→ Problem to work on
The entries below should be transcribed in their entirety, exactly as written.

→ Record set
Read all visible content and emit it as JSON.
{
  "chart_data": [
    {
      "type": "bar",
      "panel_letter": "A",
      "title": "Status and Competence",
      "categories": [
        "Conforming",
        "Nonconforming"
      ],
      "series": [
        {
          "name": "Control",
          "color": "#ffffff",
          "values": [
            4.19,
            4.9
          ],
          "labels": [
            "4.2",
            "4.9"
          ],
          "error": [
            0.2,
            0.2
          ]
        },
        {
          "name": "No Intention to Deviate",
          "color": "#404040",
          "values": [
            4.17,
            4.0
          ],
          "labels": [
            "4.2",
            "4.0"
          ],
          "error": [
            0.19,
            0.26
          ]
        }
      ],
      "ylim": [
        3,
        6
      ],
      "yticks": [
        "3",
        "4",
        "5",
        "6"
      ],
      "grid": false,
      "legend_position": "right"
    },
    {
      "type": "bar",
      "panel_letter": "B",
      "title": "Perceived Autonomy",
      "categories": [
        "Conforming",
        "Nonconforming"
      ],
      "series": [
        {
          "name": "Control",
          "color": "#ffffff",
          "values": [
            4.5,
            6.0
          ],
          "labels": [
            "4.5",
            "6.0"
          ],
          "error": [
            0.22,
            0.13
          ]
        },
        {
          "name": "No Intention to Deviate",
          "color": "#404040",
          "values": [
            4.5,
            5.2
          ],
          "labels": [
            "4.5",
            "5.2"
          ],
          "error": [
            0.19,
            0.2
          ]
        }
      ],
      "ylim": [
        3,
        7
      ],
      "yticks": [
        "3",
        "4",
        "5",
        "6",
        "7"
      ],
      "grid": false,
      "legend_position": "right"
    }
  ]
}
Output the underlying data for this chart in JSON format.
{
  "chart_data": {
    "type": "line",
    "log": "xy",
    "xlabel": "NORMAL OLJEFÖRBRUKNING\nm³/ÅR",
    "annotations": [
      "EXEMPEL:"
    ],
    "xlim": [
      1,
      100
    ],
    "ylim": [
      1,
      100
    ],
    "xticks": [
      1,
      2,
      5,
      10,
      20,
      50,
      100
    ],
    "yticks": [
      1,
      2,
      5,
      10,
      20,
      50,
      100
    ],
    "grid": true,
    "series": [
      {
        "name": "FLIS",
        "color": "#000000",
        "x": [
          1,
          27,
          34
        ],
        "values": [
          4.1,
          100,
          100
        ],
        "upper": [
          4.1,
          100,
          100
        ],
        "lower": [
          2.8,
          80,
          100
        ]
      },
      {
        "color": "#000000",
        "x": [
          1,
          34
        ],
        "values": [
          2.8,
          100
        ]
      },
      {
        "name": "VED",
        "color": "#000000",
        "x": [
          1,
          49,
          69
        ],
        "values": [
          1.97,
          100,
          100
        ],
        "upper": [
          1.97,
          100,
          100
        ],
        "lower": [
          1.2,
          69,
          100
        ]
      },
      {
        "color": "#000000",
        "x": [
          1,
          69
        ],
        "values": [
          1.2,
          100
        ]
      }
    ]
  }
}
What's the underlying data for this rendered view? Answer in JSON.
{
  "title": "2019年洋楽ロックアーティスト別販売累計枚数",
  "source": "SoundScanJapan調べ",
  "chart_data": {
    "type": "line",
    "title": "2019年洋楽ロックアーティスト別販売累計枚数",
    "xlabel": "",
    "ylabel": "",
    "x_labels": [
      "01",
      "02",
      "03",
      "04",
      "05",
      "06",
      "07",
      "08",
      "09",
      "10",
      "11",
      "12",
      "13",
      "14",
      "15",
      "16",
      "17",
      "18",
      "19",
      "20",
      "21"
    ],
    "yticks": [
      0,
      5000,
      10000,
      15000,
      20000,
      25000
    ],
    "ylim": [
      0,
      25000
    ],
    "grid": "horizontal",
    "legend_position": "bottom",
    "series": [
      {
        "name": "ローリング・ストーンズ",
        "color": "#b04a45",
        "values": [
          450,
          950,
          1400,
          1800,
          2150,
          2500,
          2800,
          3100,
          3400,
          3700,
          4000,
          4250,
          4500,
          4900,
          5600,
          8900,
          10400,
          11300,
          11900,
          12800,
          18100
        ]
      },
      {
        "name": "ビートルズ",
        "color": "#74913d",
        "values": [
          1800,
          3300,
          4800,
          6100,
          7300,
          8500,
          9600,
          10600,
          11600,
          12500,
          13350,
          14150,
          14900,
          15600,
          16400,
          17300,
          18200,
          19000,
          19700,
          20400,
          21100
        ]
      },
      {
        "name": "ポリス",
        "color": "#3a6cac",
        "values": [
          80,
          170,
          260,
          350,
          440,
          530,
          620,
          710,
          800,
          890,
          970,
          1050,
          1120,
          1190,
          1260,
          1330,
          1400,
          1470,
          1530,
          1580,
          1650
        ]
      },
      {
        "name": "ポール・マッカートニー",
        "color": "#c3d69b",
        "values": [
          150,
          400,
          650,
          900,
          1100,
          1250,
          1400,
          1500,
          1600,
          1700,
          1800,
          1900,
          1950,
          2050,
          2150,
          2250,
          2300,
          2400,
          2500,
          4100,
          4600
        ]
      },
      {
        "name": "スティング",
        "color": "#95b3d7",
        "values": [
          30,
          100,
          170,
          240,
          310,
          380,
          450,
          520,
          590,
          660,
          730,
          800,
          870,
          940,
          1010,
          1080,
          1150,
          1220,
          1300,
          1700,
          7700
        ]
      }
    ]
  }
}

→ The answer
Read all visible content and emit it as JSON.
{
  "chart_data": [
    {
      "type": "bar",
      "panel_letter": "A",
      "title": "Status and Competence",
      "categories": [
        "Conforming",
        "Nonconforming"
      ],
      "series": [
        {
          "name": "Control",
          "color": "#ffffff",
          "values": [
            4.19,
            4.9
          ],
          "labels": [
            "4.2",
            "4.9"
          ],
          "error": [
            0.2,
            0.2
          ]
        },
        {
          "name": "No Intention to Deviate",
          "color": "#404040",
          "values": [
            4.17,
            4.0
          ],
          "labels": [
            "4.2",
            "4.0"
          ],
          "error": [
            0.19,
            0.26
          ]
        }
      ],
      "ylim": [
        3,
        6
      ],
      "yticks": [
        "3",
        "4",
        "5",
        "6"
      ],
      "grid": false,
      "legend_position": "right"
    },
    {
      "type": "bar",
      "panel_letter": "B",
      "title": "Perceived Autonomy",
      "categories": [
        "Conforming",
        "Nonconforming"
      ],
      "series": [
        {
          "name": "Control",
          "color": "#ffffff",
          "values": [
            4.5,
            6.0
          ],
          "labels": [
            "4.5",
            "6.0"
          ],
          "error": [
            0.22,
            0.13
          ]
        },
        {
          "name": "No Intention to Deviate",
          "color": "#404040",
          "values": [
            4.5,
            5.2
          ],
          "labels": [
            "4.5",
            "5.2"
          ],
          "error": [
            0.19,
            0.2
          ]
        }
      ],
      "ylim": [
        3,
        7
      ],
      "yticks": [
        "3",
        "4",
        "5",
        "6",
        "7"
      ],
      "grid": false,
      "legend_position": "right"
    }
  ]
}
Output the underlying data for this chart in JSON format.
{
  "chart_data": {
    "type": "line",
    "log": "xy",
    "xlabel": "NORMAL OLJEFÖRBRUKNING\nm³/ÅR",
    "annotations": [
      "EXEMPEL:"
    ],
    "xlim": [
      1,
      100
    ],
    "ylim": [
      1,
      100
    ],
    "xticks": [
      1,
      2,
      5,
      10,
      20,
      50,
      100
    ],
    "yticks": [
      1,
      2,
      5,
      10,
      20,
      50,
      100
    ],
    "grid": true,
    "series": [
      {
        "name": "FLIS",
        "color": "#000000",
        "x": [
          1,
          27,
          34
        ],
        "values": [
          4.1,
          100,
          100
        ],
        "upper": [
          4.1,
          100,
          100
        ],
        "lower": [
          2.8,
          80,
          100
        ]
      },
      {
        "color": "#000000",
        "x": [
          1,
          34
        ],
        "values": [
          2.8,
          100
        ]
      },
      {
        "name": "VED",
        "color": "#000000",
        "x": [
          1,
          49,
          69
        ],
        "values": [
          1.97,
          100,
          100
        ],
        "upper": [
          1.97,
          100,
          100
        ],
        "lower": [
          1.2,
          69,
          100
        ]
      },
      {
        "color": "#000000",
        "x": [
          1,
          69
        ],
        "values": [
          1.2,
          100
        ]
      }
    ]
  }
}
What's the underlying data for this rendered view? Answer in JSON.
{
  "title": "2019年洋楽ロックアーティスト別販売累計枚数",
  "source": "SoundScanJapan調べ",
  "chart_data": {
    "type": "line",
    "title": "2019年洋楽ロックアーティスト別販売累計枚数",
    "xlabel": "",
    "ylabel": "",
    "x_labels": [
      "01",
      "02",
      "03",
      "04",
      "05",
      "06",
      "07",
      "08",
      "09",
      "10",
      "11",
      "12",
      "13",
      "14",
      "15",
      "16",
      "17",
      "18",
      "19",
      "20",
      "21"
    ],
    "yticks": [
      0,
      5000,
      10000,
      15000,
      20000,
      25000
    ],
    "ylim": [
      0,
      25000
    ],
    "grid": "horizontal",
    "legend_position": "bottom",
    "series": [
      {
        "name": "ローリング・ストーンズ",
        "color": "#b04a45",
        "values": [
          450,
          950,
          1400,
          1800,
          2150,
          2500,
          2800,
          3100,
          3400,
          3700,
          4000,
          4250,
          4500,
          4900,
          5600,
          8900,
          10400,
          11300,
          11900,
          12800,
          18100
        ]
      },
      {
        "name": "ビートルズ",
        "color": "#74913d",
        "values": [
          1800,
          3300,
          4800,
          6100,
          7300,
          8500,
          9600,
          10600,
          11600,
          12500,
          13350,
          14150,
          14900,
          15600,
          16400,
          17300,
          18200,
          19000,
          19700,
          20400,
          21100
        ]
      },
      {
        "name": "ポリス",
        "color": "#3a6cac",
        "values": [
          80,
          170,
          260,
          350,
          440,
          530,
          620,
          710,
          800,
          890,
          970,
          1050,
          1120,
          1190,
          1260,
          1330,
          1400,
          1470,
          1530,
          1580,
          1650
        ]
      },
      {
        "name": "ポール・マッカートニー",
        "color": "#c3d69b",
        "values": [
          150,
          400,
          650,
          900,
          1100,
          1250,
          1400,
          1500,
          1600,
          1700,
          1800,
          1900,
          1950,
          2050,
          2150,
          2250,
          2300,
          2400,
          2500,
          4100,
          4600
        ]
      },
      {
        "name": "スティング",
        "color": "#95b3d7",
        "values": [
          30,
          100,
          170,
          240,
          310,
          380,
          450,
          520,
          590,
          660,
          730,
          800,
          870,
          940,
          1010,
          1080,
          1150,
          1220,
          1300,
          1700,
          7700
        ]
      }
    ]
  }
}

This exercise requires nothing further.